[A run of records]
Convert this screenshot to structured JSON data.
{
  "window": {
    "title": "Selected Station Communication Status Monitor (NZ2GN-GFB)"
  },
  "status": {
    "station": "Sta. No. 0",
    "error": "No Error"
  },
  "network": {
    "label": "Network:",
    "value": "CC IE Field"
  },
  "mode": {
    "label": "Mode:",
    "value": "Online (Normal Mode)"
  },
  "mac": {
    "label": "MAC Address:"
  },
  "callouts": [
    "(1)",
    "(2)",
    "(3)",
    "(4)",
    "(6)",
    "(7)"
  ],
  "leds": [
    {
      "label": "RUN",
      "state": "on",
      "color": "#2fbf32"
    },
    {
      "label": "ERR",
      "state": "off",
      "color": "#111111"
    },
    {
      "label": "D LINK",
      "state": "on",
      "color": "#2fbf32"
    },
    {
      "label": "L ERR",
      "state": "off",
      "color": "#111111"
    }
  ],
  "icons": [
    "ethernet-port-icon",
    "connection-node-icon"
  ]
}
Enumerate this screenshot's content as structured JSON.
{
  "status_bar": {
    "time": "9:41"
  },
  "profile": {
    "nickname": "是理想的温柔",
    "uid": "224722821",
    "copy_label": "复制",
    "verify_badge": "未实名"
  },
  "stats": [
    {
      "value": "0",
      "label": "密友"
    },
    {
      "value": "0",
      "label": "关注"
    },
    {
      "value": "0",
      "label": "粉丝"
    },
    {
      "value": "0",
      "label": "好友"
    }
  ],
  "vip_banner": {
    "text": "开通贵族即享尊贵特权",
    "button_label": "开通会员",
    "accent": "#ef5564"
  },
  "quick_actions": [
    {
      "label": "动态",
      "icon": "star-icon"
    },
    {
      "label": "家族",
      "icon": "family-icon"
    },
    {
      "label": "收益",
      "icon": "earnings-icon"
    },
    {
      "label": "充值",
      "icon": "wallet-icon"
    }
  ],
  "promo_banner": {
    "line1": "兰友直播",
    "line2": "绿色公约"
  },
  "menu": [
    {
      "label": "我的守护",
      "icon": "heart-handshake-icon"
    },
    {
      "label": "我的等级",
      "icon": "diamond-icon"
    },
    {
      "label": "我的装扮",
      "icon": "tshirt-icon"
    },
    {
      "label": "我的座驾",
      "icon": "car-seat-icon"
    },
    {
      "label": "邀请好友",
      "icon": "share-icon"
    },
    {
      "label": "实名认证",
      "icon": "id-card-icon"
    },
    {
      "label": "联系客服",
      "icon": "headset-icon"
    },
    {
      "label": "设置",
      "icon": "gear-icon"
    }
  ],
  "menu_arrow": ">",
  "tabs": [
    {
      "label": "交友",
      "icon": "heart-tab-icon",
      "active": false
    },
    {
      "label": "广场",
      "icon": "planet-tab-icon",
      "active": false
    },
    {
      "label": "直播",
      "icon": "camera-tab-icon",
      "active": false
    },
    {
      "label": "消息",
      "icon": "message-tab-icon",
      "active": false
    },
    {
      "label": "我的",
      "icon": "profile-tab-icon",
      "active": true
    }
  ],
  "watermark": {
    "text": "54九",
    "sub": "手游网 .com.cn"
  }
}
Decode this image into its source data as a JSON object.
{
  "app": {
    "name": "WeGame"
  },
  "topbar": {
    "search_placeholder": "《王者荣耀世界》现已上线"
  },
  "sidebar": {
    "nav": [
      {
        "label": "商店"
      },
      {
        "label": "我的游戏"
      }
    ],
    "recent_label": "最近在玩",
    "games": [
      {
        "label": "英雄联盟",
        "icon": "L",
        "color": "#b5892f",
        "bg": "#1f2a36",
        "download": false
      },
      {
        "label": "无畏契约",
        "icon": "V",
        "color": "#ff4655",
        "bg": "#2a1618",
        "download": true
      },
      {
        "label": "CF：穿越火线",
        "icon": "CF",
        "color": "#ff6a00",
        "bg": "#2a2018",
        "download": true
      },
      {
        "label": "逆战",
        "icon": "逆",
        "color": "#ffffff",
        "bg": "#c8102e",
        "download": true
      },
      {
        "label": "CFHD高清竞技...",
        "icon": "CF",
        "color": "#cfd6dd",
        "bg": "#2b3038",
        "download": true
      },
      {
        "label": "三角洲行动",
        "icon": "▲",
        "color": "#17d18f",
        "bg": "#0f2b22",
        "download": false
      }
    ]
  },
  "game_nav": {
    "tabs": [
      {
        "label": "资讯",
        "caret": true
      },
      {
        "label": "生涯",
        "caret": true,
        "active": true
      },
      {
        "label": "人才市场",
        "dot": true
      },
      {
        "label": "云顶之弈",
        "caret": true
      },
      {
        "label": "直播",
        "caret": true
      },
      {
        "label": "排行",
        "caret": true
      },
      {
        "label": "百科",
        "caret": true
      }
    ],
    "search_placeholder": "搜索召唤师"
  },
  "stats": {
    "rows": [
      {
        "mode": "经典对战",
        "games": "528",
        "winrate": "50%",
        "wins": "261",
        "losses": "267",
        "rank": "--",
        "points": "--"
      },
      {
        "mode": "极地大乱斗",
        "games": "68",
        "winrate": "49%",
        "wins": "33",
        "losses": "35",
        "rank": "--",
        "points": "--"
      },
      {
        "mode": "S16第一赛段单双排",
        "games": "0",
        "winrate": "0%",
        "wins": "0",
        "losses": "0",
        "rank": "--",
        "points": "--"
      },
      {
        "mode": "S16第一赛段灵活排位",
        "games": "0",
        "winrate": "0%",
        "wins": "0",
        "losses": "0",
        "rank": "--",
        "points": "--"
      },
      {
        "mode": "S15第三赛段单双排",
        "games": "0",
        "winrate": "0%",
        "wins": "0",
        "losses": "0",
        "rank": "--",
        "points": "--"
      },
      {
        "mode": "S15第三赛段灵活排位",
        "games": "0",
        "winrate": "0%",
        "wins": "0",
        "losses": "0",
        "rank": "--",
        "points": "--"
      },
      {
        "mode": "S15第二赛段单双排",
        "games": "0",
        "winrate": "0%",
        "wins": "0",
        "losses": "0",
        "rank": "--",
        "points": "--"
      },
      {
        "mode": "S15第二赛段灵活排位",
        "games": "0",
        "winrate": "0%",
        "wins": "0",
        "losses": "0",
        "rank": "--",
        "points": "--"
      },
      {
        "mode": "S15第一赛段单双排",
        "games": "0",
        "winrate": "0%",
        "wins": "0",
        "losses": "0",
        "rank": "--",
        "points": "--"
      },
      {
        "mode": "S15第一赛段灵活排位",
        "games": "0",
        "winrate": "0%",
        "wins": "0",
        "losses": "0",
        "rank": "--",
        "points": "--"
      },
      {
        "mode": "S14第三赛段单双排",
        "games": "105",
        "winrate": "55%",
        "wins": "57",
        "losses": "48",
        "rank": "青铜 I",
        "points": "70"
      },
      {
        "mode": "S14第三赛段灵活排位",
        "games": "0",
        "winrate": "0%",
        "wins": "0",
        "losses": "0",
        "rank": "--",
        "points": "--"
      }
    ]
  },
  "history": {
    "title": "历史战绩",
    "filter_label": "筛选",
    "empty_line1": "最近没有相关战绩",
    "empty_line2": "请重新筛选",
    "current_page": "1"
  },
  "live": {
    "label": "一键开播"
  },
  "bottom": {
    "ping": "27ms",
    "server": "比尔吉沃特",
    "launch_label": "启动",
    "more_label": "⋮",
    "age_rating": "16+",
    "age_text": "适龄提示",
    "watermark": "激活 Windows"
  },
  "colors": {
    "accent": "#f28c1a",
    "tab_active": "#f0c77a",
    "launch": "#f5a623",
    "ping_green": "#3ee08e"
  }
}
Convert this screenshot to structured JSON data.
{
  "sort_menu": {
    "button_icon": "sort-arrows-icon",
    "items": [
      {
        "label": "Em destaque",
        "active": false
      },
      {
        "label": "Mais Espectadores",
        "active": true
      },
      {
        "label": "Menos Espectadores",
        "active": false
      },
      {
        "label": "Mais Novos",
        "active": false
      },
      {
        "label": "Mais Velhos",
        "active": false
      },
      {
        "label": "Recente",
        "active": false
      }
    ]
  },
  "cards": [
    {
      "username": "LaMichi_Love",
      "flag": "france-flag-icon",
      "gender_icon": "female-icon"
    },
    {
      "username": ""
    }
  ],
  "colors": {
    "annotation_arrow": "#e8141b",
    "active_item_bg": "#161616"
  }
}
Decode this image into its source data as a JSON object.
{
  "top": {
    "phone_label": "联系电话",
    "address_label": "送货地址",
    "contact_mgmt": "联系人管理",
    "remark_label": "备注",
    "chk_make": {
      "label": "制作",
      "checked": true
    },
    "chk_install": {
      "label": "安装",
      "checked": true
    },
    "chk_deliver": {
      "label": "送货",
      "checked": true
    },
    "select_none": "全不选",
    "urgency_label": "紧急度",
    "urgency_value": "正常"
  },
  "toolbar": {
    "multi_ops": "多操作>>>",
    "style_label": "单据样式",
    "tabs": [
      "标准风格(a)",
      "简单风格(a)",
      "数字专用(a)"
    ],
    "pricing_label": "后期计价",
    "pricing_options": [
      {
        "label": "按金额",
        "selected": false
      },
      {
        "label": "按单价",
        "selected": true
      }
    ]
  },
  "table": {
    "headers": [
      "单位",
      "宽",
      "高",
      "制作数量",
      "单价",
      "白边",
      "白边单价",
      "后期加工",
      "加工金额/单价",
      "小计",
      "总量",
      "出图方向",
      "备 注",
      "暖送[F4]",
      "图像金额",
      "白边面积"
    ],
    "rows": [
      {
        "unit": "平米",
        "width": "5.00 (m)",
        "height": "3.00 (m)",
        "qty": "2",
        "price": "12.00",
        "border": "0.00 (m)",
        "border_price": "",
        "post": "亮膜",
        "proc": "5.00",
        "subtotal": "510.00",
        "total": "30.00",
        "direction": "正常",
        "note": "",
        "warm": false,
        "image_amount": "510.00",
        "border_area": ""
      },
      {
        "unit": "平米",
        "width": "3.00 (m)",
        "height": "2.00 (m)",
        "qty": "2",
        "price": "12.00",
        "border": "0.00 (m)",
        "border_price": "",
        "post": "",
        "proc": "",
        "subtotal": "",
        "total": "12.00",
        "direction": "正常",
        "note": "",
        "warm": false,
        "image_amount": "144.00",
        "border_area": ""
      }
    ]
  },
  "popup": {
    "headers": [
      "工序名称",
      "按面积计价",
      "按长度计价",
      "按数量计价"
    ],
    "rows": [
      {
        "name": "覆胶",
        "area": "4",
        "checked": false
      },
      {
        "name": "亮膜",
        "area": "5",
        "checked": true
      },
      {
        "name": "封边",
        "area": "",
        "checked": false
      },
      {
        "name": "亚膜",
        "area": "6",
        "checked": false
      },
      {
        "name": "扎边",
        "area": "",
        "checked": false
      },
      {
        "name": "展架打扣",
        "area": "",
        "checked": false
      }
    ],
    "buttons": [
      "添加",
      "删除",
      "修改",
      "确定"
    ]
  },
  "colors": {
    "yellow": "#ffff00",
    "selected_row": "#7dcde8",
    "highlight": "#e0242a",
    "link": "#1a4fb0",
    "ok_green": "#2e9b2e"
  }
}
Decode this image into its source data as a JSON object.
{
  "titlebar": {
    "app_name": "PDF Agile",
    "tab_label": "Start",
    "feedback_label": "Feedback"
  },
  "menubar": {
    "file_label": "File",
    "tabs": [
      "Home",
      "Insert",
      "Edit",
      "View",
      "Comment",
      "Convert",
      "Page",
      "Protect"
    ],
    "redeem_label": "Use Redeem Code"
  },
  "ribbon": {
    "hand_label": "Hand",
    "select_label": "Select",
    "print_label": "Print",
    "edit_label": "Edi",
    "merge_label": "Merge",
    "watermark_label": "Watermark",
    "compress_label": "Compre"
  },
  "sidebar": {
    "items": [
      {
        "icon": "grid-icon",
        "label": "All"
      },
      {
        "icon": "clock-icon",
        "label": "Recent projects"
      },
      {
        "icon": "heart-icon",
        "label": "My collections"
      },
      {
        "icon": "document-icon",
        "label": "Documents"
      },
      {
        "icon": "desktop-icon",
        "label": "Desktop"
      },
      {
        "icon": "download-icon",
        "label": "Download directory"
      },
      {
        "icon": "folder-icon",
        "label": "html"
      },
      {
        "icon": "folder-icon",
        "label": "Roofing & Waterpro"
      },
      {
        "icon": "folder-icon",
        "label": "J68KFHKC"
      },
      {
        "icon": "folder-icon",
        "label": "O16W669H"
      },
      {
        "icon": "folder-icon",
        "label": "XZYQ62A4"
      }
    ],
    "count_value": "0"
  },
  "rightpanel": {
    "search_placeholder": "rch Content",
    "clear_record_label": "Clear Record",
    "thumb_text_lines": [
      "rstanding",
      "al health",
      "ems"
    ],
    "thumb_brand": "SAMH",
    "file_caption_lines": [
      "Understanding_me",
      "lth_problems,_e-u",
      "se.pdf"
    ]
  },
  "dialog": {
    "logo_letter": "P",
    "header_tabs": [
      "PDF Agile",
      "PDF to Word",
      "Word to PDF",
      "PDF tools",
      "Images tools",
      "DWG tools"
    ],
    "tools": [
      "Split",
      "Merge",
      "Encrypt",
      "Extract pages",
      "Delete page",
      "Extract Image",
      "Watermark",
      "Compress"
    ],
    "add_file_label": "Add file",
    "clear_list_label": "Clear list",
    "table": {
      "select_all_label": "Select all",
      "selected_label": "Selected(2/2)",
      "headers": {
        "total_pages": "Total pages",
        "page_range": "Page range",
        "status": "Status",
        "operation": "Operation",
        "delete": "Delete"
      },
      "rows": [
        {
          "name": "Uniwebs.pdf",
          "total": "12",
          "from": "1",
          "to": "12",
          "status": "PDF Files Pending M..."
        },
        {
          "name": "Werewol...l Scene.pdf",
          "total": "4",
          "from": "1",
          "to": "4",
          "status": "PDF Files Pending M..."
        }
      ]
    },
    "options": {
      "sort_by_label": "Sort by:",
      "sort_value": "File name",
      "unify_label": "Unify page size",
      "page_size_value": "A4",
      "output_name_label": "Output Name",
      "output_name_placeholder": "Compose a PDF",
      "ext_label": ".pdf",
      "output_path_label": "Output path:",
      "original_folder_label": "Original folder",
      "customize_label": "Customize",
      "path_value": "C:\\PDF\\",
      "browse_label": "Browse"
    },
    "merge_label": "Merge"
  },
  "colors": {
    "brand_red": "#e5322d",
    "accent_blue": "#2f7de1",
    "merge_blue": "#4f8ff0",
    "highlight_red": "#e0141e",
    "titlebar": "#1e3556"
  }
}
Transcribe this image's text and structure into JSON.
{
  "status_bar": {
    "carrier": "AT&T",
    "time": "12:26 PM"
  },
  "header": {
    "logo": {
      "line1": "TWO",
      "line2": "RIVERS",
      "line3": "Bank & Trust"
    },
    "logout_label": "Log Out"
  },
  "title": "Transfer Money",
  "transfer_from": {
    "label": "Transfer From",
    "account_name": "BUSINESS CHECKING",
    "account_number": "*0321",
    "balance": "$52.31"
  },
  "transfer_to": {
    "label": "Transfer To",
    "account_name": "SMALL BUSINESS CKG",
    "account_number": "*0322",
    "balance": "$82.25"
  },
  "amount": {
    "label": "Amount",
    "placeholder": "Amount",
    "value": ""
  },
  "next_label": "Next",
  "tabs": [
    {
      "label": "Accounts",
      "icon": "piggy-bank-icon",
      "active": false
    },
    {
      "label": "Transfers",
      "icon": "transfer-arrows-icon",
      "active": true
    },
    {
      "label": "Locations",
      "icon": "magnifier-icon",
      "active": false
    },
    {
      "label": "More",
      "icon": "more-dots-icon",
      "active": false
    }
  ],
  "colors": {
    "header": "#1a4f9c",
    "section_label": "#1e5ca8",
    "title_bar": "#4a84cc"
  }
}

*Work required:*
Gather up every line from the listing above in which the word "tools" occurs.

*Response to this task:*
      "PDF tools",
      "Images tools",
      "DWG tools"
    "tools": [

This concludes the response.